### [STATED GOAL]
Look through the material below. Copy every line with the string "JSON" in it.

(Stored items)
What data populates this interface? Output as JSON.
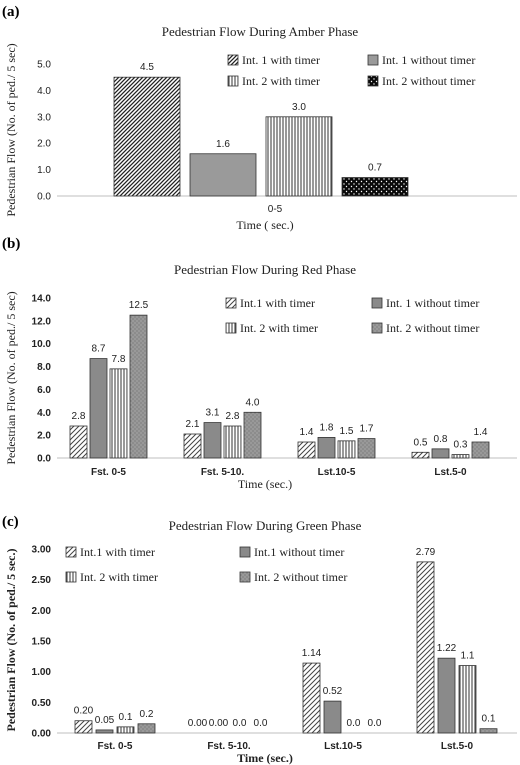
{
  "chart_data": [
    {
      "panel": "(a)",
      "type": "bar",
      "title": "Pedestrian Flow During Amber Phase",
      "xlabel": "Time ( sec.)",
      "ylabel": "Pedestrian Flow (No. of ped./ 5 sec)",
      "ylim": [
        0,
        5
      ],
      "yticks": [
        "0.0",
        "1.0",
        "2.0",
        "3.0",
        "4.0",
        "5.0"
      ],
      "categories": [
        "0-5"
      ],
      "series": [
        {
          "name": "Int. 1 with timer",
          "pattern": "diagdense",
          "values": [
            4.5
          ],
          "labels": [
            "4.5"
          ]
        },
        {
          "name": "Int. 1 without timer",
          "pattern": "gray",
          "values": [
            1.6
          ],
          "labels": [
            "1.6"
          ]
        },
        {
          "name": "Int. 2 with timer",
          "pattern": "vlines",
          "values": [
            3.0
          ],
          "labels": [
            "3.0"
          ]
        },
        {
          "name": "Int. 2 without timer",
          "pattern": "dots",
          "values": [
            0.7
          ],
          "labels": [
            "0.7"
          ]
        }
      ],
      "legend": "right"
    },
    {
      "panel": "(b)",
      "type": "bar",
      "title": "Pedestrian Flow During Red Phase",
      "xlabel": "Time (sec.)",
      "ylabel": "Pedestrian Flow (No. of ped./ 5 sec)",
      "ylim": [
        0,
        14
      ],
      "yticks": [
        "0.0",
        "2.0",
        "4.0",
        "6.0",
        "8.0",
        "10.0",
        "12.0",
        "14.0"
      ],
      "categories": [
        "Fst. 0-5",
        "Fst. 5-10.",
        "Lst.10-5",
        "Lst.5-0"
      ],
      "series": [
        {
          "name": "Int.1 with timer",
          "pattern": "diag",
          "values": [
            2.8,
            2.1,
            1.4,
            0.5
          ],
          "labels": [
            "2.8",
            "2.1",
            "1.4",
            "0.5"
          ]
        },
        {
          "name": "Int. 1 without timer",
          "pattern": "darkgray",
          "values": [
            8.7,
            3.1,
            1.8,
            0.8
          ],
          "labels": [
            "8.7",
            "3.1",
            "1.8",
            "0.8"
          ]
        },
        {
          "name": "Int. 2 with timer",
          "pattern": "vlines",
          "values": [
            7.8,
            2.8,
            1.5,
            0.3
          ],
          "labels": [
            "7.8",
            "2.8",
            "1.5",
            "0.3"
          ]
        },
        {
          "name": "Int. 2 without timer",
          "pattern": "graydots",
          "values": [
            12.5,
            4.0,
            1.7,
            1.4
          ],
          "labels": [
            "12.5",
            "4.0",
            "1.7",
            "1.4"
          ]
        }
      ],
      "legend": "top-right"
    },
    {
      "panel": "(c)",
      "type": "bar",
      "title": "Pedestrian Flow During Green Phase",
      "xlabel": "Time (sec.)",
      "ylabel": "Pedestrian Flow (No. of ped./ 5 sec.)",
      "ylim": [
        0,
        3
      ],
      "yticks": [
        "0.00",
        "0.50",
        "1.00",
        "1.50",
        "2.00",
        "2.50",
        "3.00"
      ],
      "categories": [
        "Fst. 0-5",
        "Fst. 5-10.",
        "Lst.10-5",
        "Lst.5-0"
      ],
      "series": [
        {
          "name": "Int.1 with timer",
          "pattern": "diag",
          "values": [
            0.2,
            0.0,
            1.14,
            2.79
          ],
          "labels": [
            "0.20",
            "0.00",
            "1.14",
            "2.79"
          ]
        },
        {
          "name": "Int.1 without timer",
          "pattern": "darkgray",
          "values": [
            0.05,
            0.0,
            0.52,
            1.22
          ],
          "labels": [
            "0.05",
            "0.00",
            "0.52",
            "1.22"
          ]
        },
        {
          "name": "Int. 2 with timer",
          "pattern": "vlines",
          "values": [
            0.1,
            0.0,
            0.0,
            1.1
          ],
          "labels": [
            "0.1",
            "0.0",
            "0.0",
            "1.1"
          ]
        },
        {
          "name": "Int. 2 without timer",
          "pattern": "graydots",
          "values": [
            0.15,
            0.0,
            0.0,
            0.07
          ],
          "labels": [
            "0.2",
            "0.0",
            "0.0",
            "0.1"
          ]
        }
      ],
      "legend": "top-left"
    }
  ]
}
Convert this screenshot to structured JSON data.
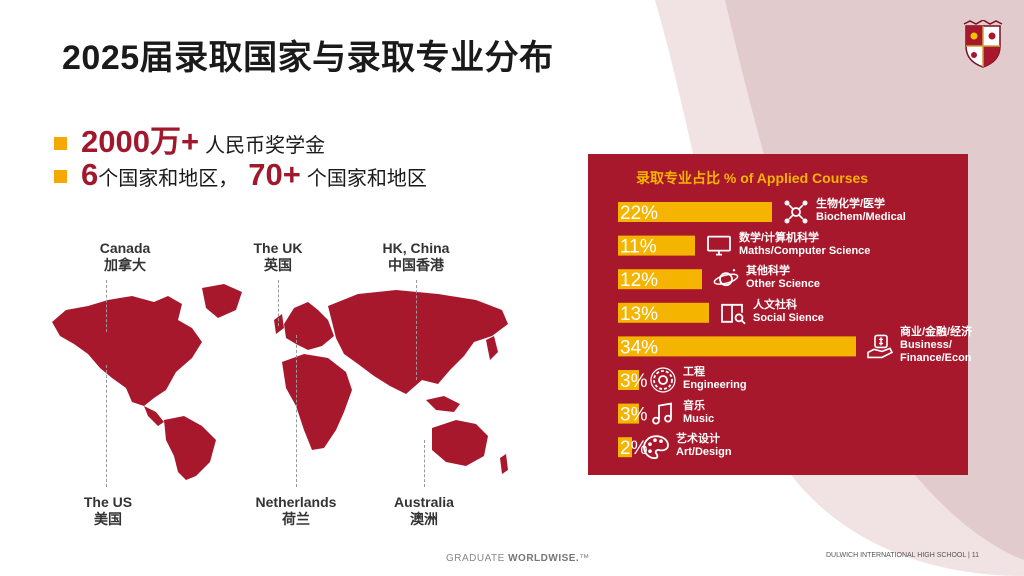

### [RESPONSE TO THIS EXERCISE]
What data populates this interface? Output as JSON.
Convert this screenshot to structured JSON data.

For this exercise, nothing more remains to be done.